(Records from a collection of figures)

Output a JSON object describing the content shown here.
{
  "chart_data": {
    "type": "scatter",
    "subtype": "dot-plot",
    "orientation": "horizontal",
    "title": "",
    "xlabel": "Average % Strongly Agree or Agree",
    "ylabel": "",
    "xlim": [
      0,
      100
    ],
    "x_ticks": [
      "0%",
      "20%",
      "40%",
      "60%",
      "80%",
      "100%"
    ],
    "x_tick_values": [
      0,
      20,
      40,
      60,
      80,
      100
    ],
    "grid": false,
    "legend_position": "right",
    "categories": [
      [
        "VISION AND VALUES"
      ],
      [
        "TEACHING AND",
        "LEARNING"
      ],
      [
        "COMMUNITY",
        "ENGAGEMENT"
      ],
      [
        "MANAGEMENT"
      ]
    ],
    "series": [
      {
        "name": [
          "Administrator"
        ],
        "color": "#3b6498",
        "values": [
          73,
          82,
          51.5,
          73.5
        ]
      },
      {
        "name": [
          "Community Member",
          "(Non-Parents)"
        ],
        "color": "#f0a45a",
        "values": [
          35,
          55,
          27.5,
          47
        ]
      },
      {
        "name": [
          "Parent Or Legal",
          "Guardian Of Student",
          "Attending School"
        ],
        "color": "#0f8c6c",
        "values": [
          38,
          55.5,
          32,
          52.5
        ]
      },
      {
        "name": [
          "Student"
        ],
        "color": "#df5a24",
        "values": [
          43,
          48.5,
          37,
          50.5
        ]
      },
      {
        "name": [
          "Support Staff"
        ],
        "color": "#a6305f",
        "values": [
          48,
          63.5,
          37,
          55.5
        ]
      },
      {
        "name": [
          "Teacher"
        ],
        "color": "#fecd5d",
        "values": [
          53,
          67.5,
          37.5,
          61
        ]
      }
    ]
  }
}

■ WRITTEN PROBLEM: Take the records above and return them exactly as written.

■ SOLUTION TO THIS TASK:
Output a JSON object describing the content shown here.
{
  "chart_data": {
    "type": "scatter",
    "subtype": "dot-plot",
    "orientation": "horizontal",
    "title": "",
    "xlabel": "Average % Strongly Agree or Agree",
    "ylabel": "",
    "xlim": [
      0,
      100
    ],
    "x_ticks": [
      "0%",
      "20%",
      "40%",
      "60%",
      "80%",
      "100%"
    ],
    "x_tick_values": [
      0,
      20,
      40,
      60,
      80,
      100
    ],
    "grid": false,
    "legend_position": "right",
    "categories": [
      [
        "VISION AND VALUES"
      ],
      [
        "TEACHING AND",
        "LEARNING"
      ],
      [
        "COMMUNITY",
        "ENGAGEMENT"
      ],
      [
        "MANAGEMENT"
      ]
    ],
    "series": [
      {
        "name": [
          "Administrator"
        ],
        "color": "#3b6498",
        "values": [
          73,
          82,
          51.5,
          73.5
        ]
      },
      {
        "name": [
          "Community Member",
          "(Non-Parents)"
        ],
        "color": "#f0a45a",
        "values": [
          35,
          55,
          27.5,
          47
        ]
      },
      {
        "name": [
          "Parent Or Legal",
          "Guardian Of Student",
          "Attending School"
        ],
        "color": "#0f8c6c",
        "values": [
          38,
          55.5,
          32,
          52.5
        ]
      },
      {
        "name": [
          "Student"
        ],
        "color": "#df5a24",
        "values": [
          43,
          48.5,
          37,
          50.5
        ]
      },
      {
        "name": [
          "Support Staff"
        ],
        "color": "#a6305f",
        "values": [
          48,
          63.5,
          37,
          55.5
        ]
      },
      {
        "name": [
          "Teacher"
        ],
        "color": "#fecd5d",
        "values": [
          53,
          67.5,
          37.5,
          61
        ]
      }
    ]
  }
}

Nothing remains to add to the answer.